= Exercise =
All material below is to be reproduced exactly.

Dataset records:
________________________
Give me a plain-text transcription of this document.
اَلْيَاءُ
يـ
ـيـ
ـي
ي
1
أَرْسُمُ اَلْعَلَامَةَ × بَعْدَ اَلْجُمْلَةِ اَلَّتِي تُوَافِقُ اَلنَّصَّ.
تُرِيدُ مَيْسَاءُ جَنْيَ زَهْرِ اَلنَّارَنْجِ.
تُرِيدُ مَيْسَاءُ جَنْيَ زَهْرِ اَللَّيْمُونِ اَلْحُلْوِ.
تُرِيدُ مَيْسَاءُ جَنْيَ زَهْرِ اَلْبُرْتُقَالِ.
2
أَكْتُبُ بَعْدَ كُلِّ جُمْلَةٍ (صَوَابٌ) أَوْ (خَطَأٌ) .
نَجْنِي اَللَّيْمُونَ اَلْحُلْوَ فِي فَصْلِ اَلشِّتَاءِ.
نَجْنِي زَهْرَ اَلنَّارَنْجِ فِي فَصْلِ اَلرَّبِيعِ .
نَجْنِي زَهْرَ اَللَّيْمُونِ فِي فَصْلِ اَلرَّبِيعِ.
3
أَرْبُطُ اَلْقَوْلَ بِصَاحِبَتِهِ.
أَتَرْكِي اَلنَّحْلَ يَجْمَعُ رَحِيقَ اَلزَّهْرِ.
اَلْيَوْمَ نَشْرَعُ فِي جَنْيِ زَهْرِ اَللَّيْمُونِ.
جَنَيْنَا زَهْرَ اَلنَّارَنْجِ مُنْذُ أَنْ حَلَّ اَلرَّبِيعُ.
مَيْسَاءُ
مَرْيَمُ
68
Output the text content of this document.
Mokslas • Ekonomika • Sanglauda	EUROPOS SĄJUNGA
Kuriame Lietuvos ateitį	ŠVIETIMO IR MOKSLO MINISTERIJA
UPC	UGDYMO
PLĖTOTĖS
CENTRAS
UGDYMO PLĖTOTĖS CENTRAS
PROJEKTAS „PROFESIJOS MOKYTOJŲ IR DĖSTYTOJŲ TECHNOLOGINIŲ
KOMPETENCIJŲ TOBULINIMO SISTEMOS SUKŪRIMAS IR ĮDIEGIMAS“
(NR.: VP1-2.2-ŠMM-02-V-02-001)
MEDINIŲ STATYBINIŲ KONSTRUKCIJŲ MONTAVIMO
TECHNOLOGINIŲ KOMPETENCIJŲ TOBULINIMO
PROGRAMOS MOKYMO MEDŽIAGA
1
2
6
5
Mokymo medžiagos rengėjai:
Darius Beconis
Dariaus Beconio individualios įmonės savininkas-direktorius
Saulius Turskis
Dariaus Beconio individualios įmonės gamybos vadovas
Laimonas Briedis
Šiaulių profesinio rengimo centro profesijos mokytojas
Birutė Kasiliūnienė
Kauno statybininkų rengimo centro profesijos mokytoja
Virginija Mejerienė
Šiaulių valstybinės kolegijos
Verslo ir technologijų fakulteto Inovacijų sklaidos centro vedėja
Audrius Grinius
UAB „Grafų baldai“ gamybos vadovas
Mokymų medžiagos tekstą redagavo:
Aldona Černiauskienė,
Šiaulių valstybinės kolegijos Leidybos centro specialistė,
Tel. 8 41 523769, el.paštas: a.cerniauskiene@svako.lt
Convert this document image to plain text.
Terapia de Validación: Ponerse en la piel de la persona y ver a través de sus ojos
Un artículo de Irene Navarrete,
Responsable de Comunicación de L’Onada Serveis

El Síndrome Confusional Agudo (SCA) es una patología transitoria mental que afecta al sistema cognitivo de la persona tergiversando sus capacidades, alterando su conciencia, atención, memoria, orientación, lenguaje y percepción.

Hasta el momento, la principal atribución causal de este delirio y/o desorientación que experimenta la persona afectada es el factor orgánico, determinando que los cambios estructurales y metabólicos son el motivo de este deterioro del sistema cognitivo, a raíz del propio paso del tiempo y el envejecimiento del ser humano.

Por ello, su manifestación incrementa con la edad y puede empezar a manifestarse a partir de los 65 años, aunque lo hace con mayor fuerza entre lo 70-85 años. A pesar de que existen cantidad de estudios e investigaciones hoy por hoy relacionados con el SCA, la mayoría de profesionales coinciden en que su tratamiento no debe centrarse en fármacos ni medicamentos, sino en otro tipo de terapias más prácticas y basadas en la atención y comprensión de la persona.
________________________
= Result =
Give me a plain-text transcription of this document.
اَلْيَاءُ
يـ
ـيـ
ـي
ي
1
أَرْسُمُ اَلْعَلَامَةَ × بَعْدَ اَلْجُمْلَةِ اَلَّتِي تُوَافِقُ اَلنَّصَّ.
تُرِيدُ مَيْسَاءُ جَنْيَ زَهْرِ اَلنَّارَنْجِ.
تُرِيدُ مَيْسَاءُ جَنْيَ زَهْرِ اَللَّيْمُونِ اَلْحُلْوِ.
تُرِيدُ مَيْسَاءُ جَنْيَ زَهْرِ اَلْبُرْتُقَالِ.
2
أَكْتُبُ بَعْدَ كُلِّ جُمْلَةٍ (صَوَابٌ) أَوْ (خَطَأٌ) .
نَجْنِي اَللَّيْمُونَ اَلْحُلْوَ فِي فَصْلِ اَلشِّتَاءِ.
نَجْنِي زَهْرَ اَلنَّارَنْجِ فِي فَصْلِ اَلرَّبِيعِ .
نَجْنِي زَهْرَ اَللَّيْمُونِ فِي فَصْلِ اَلرَّبِيعِ.
3
أَرْبُطُ اَلْقَوْلَ بِصَاحِبَتِهِ.
أَتَرْكِي اَلنَّحْلَ يَجْمَعُ رَحِيقَ اَلزَّهْرِ.
اَلْيَوْمَ نَشْرَعُ فِي جَنْيِ زَهْرِ اَللَّيْمُونِ.
جَنَيْنَا زَهْرَ اَلنَّارَنْجِ مُنْذُ أَنْ حَلَّ اَلرَّبِيعُ.
مَيْسَاءُ
مَرْيَمُ
68
Output the text content of this document.
Mokslas • Ekonomika • Sanglauda	EUROPOS SĄJUNGA
Kuriame Lietuvos ateitį	ŠVIETIMO IR MOKSLO MINISTERIJA
UPC	UGDYMO
PLĖTOTĖS
CENTRAS
UGDYMO PLĖTOTĖS CENTRAS
PROJEKTAS „PROFESIJOS MOKYTOJŲ IR DĖSTYTOJŲ TECHNOLOGINIŲ
KOMPETENCIJŲ TOBULINIMO SISTEMOS SUKŪRIMAS IR ĮDIEGIMAS“
(NR.: VP1-2.2-ŠMM-02-V-02-001)
MEDINIŲ STATYBINIŲ KONSTRUKCIJŲ MONTAVIMO
TECHNOLOGINIŲ KOMPETENCIJŲ TOBULINIMO
PROGRAMOS MOKYMO MEDŽIAGA
1
2
6
5
Mokymo medžiagos rengėjai:
Darius Beconis
Dariaus Beconio individualios įmonės savininkas-direktorius
Saulius Turskis
Dariaus Beconio individualios įmonės gamybos vadovas
Laimonas Briedis
Šiaulių profesinio rengimo centro profesijos mokytojas
Birutė Kasiliūnienė
Kauno statybininkų rengimo centro profesijos mokytoja
Virginija Mejerienė
Šiaulių valstybinės kolegijos
Verslo ir technologijų fakulteto Inovacijų sklaidos centro vedėja
Audrius Grinius
UAB „Grafų baldai“ gamybos vadovas
Mokymų medžiagos tekstą redagavo:
Aldona Černiauskienė,
Šiaulių valstybinės kolegijos Leidybos centro specialistė,
Tel. 8 41 523769, el.paštas: a.cerniauskiene@svako.lt
Convert this document image to plain text.
Terapia de Validación: Ponerse en la piel de la persona y ver a través de sus ojos
Un artículo de Irene Navarrete,
Responsable de Comunicación de L’Onada Serveis

El Síndrome Confusional Agudo (SCA) es una patología transitoria mental que afecta al sistema cognitivo de la persona tergiversando sus capacidades, alterando su conciencia, atención, memoria, orientación, lenguaje y percepción.

Hasta el momento, la principal atribución causal de este delirio y/o desorientación que experimenta la persona afectada es el factor orgánico, determinando que los cambios estructurales y metabólicos son el motivo de este deterioro del sistema cognitivo, a raíz del propio paso del tiempo y el envejecimiento del ser humano.

Por ello, su manifestación incrementa con la edad y puede empezar a manifestarse a partir de los 65 años, aunque lo hace con mayor fuerza entre lo 70-85 años. A pesar de que existen cantidad de estudios e investigaciones hoy por hoy relacionados con el SCA, la mayoría de profesionales coinciden en que su tratamiento no debe centrarse en fármacos ni medicamentos, sino en otro tipo de terapias más prácticas y basadas en la atención y comprensión de la persona.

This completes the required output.